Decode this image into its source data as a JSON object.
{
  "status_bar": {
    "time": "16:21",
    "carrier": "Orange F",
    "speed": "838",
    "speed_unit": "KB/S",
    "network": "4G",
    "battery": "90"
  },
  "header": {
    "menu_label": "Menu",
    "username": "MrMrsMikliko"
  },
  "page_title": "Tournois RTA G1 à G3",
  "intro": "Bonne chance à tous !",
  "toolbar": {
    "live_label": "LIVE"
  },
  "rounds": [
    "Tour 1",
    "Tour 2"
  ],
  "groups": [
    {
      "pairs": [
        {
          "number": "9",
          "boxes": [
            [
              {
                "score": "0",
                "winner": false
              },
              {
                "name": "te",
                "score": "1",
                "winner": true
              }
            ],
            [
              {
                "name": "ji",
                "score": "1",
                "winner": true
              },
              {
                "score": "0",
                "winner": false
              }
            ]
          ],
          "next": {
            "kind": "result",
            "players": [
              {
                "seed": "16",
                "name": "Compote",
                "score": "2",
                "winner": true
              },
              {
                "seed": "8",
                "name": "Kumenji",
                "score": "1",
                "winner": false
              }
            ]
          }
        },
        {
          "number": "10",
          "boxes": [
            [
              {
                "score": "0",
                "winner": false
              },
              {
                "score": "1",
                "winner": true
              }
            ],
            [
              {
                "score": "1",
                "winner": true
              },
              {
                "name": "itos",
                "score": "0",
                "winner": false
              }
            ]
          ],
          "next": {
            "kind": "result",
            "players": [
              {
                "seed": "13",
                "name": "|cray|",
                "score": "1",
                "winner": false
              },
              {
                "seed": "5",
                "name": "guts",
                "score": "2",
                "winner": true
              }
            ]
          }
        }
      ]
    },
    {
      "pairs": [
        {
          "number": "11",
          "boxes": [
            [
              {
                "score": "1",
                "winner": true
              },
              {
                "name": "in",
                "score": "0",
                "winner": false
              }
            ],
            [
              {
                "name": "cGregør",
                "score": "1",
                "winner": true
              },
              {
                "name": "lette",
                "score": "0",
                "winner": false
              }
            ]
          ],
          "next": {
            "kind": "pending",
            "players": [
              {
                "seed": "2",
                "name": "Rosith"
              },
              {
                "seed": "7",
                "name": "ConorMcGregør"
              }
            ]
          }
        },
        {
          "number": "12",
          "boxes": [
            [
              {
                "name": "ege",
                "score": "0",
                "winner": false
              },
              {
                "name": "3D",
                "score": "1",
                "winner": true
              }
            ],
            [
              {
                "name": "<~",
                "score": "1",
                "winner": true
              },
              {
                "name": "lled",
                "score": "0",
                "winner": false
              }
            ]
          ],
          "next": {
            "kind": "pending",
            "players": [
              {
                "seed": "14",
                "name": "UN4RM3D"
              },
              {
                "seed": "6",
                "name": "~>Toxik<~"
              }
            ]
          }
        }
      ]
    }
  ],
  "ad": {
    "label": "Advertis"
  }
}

####################

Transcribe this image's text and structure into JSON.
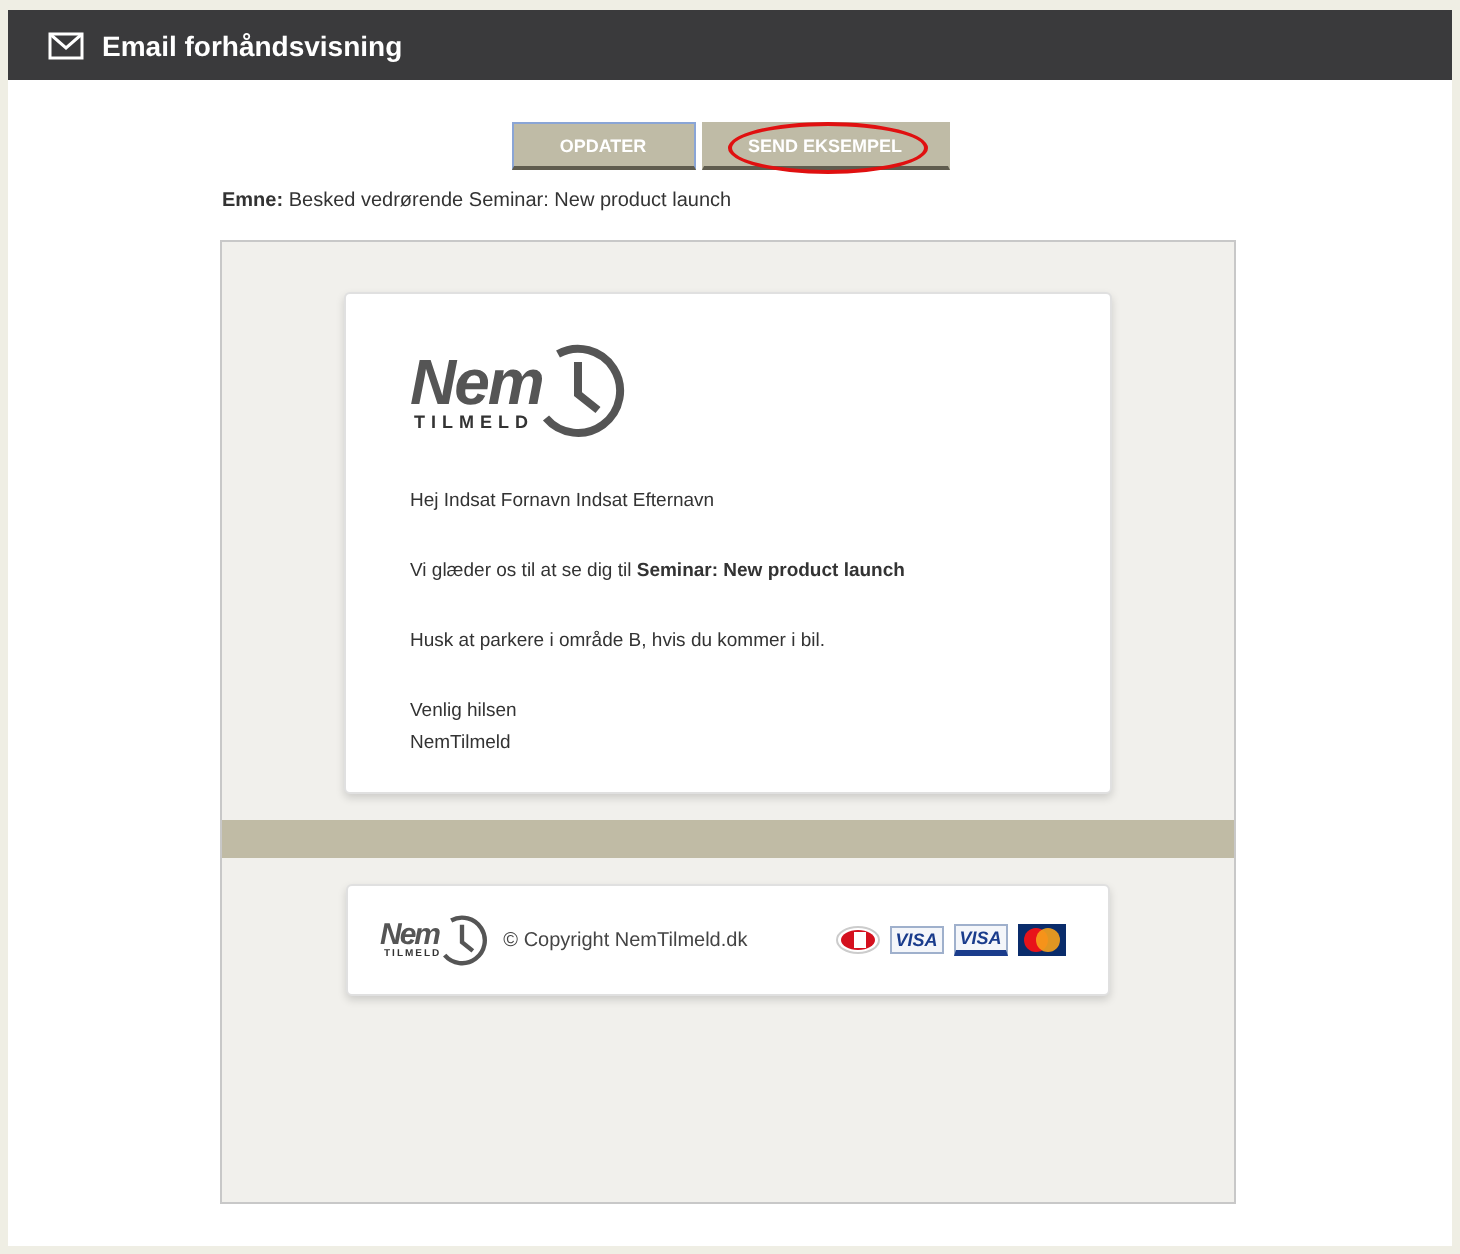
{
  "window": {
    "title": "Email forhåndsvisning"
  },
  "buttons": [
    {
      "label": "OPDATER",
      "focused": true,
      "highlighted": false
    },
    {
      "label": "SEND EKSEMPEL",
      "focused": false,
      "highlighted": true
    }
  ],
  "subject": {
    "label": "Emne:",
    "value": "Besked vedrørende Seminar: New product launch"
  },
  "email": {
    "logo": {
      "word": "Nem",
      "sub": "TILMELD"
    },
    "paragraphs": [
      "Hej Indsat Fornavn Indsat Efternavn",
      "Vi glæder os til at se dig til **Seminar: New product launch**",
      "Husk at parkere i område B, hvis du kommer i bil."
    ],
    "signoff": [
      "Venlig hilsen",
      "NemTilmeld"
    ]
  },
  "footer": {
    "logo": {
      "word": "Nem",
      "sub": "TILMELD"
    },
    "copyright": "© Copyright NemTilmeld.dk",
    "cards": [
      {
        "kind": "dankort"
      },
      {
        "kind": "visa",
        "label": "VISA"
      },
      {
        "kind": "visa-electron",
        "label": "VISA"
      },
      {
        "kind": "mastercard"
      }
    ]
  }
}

####################

_WHAT THE TASK ASKS_. Gather from the records above every line containing the string "NemTilmeld".

_SOLUTION BELOW_.
      "NemTilmeld"
    "copyright": "© Copyright NemTilmeld.dk",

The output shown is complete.